» **Problem to work on**
Return each line holding the string "Northeastern".

» **Given data**
— Begin —
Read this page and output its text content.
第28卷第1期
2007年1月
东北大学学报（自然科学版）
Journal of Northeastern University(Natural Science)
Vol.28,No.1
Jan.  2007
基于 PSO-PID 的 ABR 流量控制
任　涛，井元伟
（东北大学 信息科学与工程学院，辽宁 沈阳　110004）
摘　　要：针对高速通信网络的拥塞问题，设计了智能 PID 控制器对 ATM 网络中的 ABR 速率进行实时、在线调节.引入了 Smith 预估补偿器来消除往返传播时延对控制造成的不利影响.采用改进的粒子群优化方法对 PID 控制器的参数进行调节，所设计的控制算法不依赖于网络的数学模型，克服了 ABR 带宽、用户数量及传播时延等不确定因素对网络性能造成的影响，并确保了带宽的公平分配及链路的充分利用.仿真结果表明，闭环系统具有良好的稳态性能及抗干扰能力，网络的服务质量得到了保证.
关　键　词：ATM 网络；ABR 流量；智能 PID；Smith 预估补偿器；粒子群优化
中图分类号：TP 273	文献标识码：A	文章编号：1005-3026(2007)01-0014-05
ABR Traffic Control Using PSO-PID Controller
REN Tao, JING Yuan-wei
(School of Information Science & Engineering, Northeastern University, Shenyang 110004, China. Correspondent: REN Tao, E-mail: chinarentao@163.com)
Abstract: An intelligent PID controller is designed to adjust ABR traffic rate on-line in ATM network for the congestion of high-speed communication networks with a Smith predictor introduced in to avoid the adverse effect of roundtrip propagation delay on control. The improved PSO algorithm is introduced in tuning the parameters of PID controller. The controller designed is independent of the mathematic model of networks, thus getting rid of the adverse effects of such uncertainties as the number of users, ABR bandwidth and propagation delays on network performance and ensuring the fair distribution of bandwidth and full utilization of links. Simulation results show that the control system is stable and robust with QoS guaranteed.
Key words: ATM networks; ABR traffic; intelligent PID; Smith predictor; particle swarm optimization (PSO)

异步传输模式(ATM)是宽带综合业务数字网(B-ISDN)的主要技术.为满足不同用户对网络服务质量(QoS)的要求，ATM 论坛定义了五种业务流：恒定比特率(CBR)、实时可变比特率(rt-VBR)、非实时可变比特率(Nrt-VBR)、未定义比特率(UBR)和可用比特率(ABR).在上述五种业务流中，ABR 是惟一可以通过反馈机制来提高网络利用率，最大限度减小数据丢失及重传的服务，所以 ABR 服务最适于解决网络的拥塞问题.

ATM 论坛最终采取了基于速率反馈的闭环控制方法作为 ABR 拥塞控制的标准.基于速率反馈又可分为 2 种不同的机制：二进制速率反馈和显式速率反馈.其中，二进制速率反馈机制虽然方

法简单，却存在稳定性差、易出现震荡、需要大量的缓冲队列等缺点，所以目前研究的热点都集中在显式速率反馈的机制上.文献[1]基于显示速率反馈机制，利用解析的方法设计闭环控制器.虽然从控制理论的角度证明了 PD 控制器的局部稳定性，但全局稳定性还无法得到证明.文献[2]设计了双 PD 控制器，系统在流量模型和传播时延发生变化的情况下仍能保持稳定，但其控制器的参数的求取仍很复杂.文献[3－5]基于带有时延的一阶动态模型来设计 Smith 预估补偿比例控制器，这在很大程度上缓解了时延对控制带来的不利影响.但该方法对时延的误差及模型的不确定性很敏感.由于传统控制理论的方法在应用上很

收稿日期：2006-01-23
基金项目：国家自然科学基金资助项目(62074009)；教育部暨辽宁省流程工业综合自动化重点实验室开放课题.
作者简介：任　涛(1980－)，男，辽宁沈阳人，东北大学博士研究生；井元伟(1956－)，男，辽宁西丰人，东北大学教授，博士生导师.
— End —
» **Result of this task**
Journal of Northeastern University(Natural Science)
(School of Information Science & Engineering, Northeastern University, Shenyang 110004, China. Correspondent: REN Tao, E-mail: chinarentao@163.com)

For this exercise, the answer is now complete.